Reproduce the records below in full and word for word, excluding pictures.
# start of Data shown
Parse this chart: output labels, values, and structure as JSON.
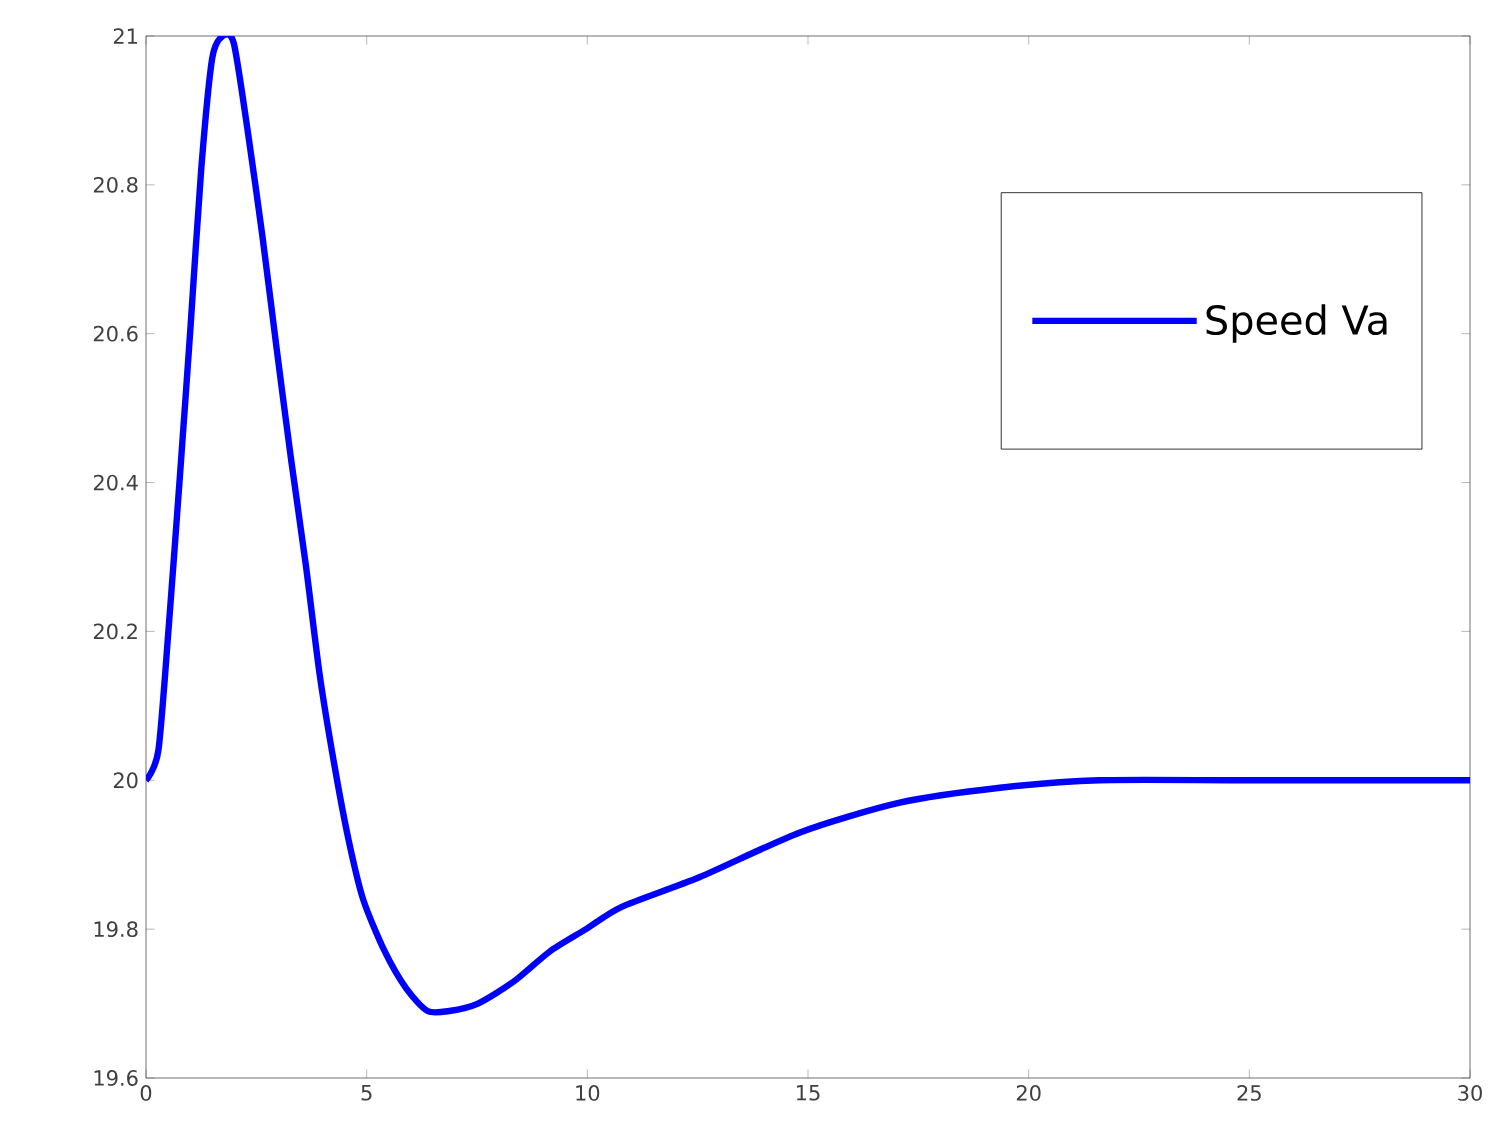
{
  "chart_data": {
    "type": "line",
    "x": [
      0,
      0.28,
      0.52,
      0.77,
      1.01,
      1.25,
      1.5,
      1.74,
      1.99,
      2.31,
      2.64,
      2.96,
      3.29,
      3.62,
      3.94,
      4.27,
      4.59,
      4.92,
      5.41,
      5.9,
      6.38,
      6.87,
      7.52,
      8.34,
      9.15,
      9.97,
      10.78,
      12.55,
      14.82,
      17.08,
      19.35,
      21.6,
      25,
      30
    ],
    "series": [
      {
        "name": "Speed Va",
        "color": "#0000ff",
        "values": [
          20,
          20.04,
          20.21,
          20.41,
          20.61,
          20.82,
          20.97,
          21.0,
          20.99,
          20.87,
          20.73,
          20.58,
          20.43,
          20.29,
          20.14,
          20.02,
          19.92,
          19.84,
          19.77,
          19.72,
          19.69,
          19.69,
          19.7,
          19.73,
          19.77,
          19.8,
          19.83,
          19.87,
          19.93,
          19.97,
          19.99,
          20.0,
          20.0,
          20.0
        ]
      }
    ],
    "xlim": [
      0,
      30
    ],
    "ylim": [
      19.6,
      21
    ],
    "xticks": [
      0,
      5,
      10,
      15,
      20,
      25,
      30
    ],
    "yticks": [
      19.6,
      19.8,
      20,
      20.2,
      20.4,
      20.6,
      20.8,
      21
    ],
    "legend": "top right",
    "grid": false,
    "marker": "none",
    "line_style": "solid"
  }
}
# end of Data shown
Final answer.
Parse this chart: output labels, values, and structure as JSON.
{
  "chart_data": {
    "type": "line",
    "x": [
      0,
      0.28,
      0.52,
      0.77,
      1.01,
      1.25,
      1.5,
      1.74,
      1.99,
      2.31,
      2.64,
      2.96,
      3.29,
      3.62,
      3.94,
      4.27,
      4.59,
      4.92,
      5.41,
      5.9,
      6.38,
      6.87,
      7.52,
      8.34,
      9.15,
      9.97,
      10.78,
      12.55,
      14.82,
      17.08,
      19.35,
      21.6,
      25,
      30
    ],
    "series": [
      {
        "name": "Speed Va",
        "color": "#0000ff",
        "values": [
          20,
          20.04,
          20.21,
          20.41,
          20.61,
          20.82,
          20.97,
          21.0,
          20.99,
          20.87,
          20.73,
          20.58,
          20.43,
          20.29,
          20.14,
          20.02,
          19.92,
          19.84,
          19.77,
          19.72,
          19.69,
          19.69,
          19.7,
          19.73,
          19.77,
          19.8,
          19.83,
          19.87,
          19.93,
          19.97,
          19.99,
          20.0,
          20.0,
          20.0
        ]
      }
    ],
    "xlim": [
      0,
      30
    ],
    "ylim": [
      19.6,
      21
    ],
    "xticks": [
      0,
      5,
      10,
      15,
      20,
      25,
      30
    ],
    "yticks": [
      19.6,
      19.8,
      20,
      20.2,
      20.4,
      20.6,
      20.8,
      21
    ],
    "legend": "top right",
    "grid": false,
    "marker": "none",
    "line_style": "solid"
  }
}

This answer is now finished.